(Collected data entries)
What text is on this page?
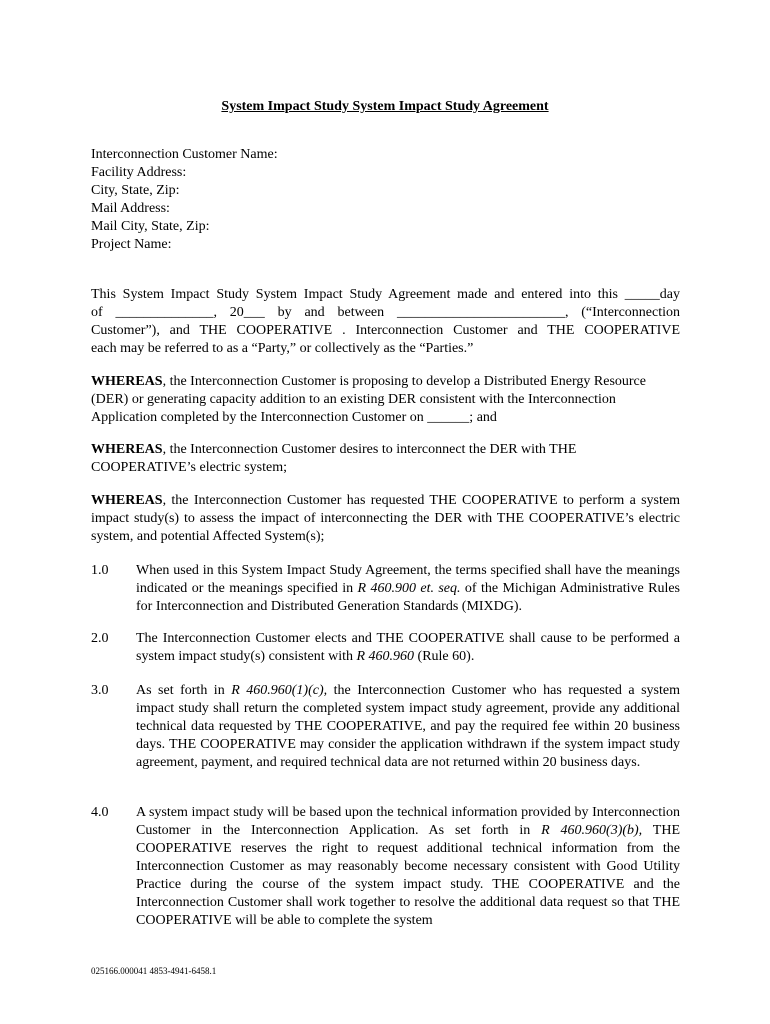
System Impact Study System Impact Study Agreement
Interconnection Customer Name:
Facility Address:
City, State, Zip:
Mail Address:
Mail City, State, Zip:
Project Name:
This System Impact Study System Impact Study Agreement made and entered into this _____day
of ______________, 20___ by and between ________________________, (“Interconnection
Customer”), and THE COOPERATIVE . Interconnection Customer and THE COOPERATIVE
each may be referred to as a “Party,” or collectively as the “Parties.”
WHEREAS, the Interconnection Customer is proposing to develop a Distributed Energy Resource (DER) or generating capacity addition to an existing DER consistent with the Interconnection Application completed by the Interconnection Customer on ______; and
WHEREAS, the Interconnection Customer desires to interconnect the DER with THE COOPERATIVE’s electric system;
WHEREAS, the Interconnection Customer has requested THE COOPERATIVE to perform a system impact study(s) to assess the impact of interconnecting the DER with THE COOPERATIVE’s electric system, and potential Affected System(s);
1.0 When used in this System Impact Study Agreement, the terms specified shall have the meanings indicated or the meanings specified in R 460.900 et. seq. of the Michigan Administrative Rules for Interconnection and Distributed Generation Standards (MIXDG).
2.0 The Interconnection Customer elects and THE COOPERATIVE shall cause to be performed a system impact study(s) consistent with R 460.960 (Rule 60).
3.0 As set forth in R 460.960(1)(c), the Interconnection Customer who has requested a system impact study shall return the completed system impact study agreement, provide any additional technical data requested by THE COOPERATIVE, and pay the required fee within 20 business days. THE COOPERATIVE may consider the application withdrawn if the system impact study agreement, payment, and required technical data are not returned within 20 business days.
4.0 A system impact study will be based upon the technical information provided by Interconnection Customer in the Interconnection Application. As set forth in R 460.960(3)(b), THE COOPERATIVE reserves the right to request additional technical information from the Interconnection Customer as may reasonably become necessary consistent with Good Utility Practice during the course of the system impact study. THE COOPERATIVE and the Interconnection Customer shall work together to resolve the additional data request so that THE COOPERATIVE will be able to complete the system
025166.000041 4853-4941-6458.1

■ Exercise: What is the number of lines in this listing that contain the word "completed"? Answer with that number and nothing else.

■ The result: 2